## AIM OF THE EXERCISE:
Write out all of the entries exactly as given.

## DATA FOR THIS EXERCISE:
## START
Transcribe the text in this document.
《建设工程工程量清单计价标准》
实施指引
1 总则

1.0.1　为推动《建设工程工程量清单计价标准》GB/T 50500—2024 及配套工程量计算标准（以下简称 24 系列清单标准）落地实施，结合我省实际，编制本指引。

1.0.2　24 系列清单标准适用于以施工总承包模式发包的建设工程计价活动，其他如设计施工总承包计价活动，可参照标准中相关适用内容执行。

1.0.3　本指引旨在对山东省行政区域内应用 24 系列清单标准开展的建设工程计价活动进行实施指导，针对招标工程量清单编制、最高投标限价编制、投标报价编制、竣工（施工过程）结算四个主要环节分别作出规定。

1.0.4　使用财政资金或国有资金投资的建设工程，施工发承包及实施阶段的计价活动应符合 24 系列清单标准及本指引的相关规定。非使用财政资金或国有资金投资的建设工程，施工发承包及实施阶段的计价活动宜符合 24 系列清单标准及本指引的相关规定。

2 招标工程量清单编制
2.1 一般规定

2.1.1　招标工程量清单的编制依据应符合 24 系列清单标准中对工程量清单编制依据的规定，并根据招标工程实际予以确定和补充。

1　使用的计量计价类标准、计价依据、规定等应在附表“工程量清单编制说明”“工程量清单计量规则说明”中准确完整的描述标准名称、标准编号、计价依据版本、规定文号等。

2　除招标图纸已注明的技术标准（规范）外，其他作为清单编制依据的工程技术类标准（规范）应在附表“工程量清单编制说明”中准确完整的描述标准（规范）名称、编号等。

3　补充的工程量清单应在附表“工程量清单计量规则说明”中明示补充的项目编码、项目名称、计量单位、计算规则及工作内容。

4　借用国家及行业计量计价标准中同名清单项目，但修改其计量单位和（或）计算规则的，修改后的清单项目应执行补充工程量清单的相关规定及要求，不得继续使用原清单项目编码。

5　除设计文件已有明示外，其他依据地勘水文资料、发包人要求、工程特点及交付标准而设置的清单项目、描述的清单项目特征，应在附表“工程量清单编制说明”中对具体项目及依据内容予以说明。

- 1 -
## END
## THE COMPLETED TASK:
Transcribe the text in this document.
《建设工程工程量清单计价标准》
实施指引
1 总则

1.0.1　为推动《建设工程工程量清单计价标准》GB/T 50500—2024 及配套工程量计算标准（以下简称 24 系列清单标准）落地实施，结合我省实际，编制本指引。

1.0.2　24 系列清单标准适用于以施工总承包模式发包的建设工程计价活动，其他如设计施工总承包计价活动，可参照标准中相关适用内容执行。

1.0.3　本指引旨在对山东省行政区域内应用 24 系列清单标准开展的建设工程计价活动进行实施指导，针对招标工程量清单编制、最高投标限价编制、投标报价编制、竣工（施工过程）结算四个主要环节分别作出规定。

1.0.4　使用财政资金或国有资金投资的建设工程，施工发承包及实施阶段的计价活动应符合 24 系列清单标准及本指引的相关规定。非使用财政资金或国有资金投资的建设工程，施工发承包及实施阶段的计价活动宜符合 24 系列清单标准及本指引的相关规定。

2 招标工程量清单编制
2.1 一般规定

2.1.1　招标工程量清单的编制依据应符合 24 系列清单标准中对工程量清单编制依据的规定，并根据招标工程实际予以确定和补充。

1　使用的计量计价类标准、计价依据、规定等应在附表“工程量清单编制说明”“工程量清单计量规则说明”中准确完整的描述标准名称、标准编号、计价依据版本、规定文号等。

2　除招标图纸已注明的技术标准（规范）外，其他作为清单编制依据的工程技术类标准（规范）应在附表“工程量清单编制说明”中准确完整的描述标准（规范）名称、编号等。

3　补充的工程量清单应在附表“工程量清单计量规则说明”中明示补充的项目编码、项目名称、计量单位、计算规则及工作内容。

4　借用国家及行业计量计价标准中同名清单项目，但修改其计量单位和（或）计算规则的，修改后的清单项目应执行补充工程量清单的相关规定及要求，不得继续使用原清单项目编码。

5　除设计文件已有明示外，其他依据地勘水文资料、发包人要求、工程特点及交付标准而设置的清单项目、描述的清单项目特征，应在附表“工程量清单编制说明”中对具体项目及依据内容予以说明。

- 1 -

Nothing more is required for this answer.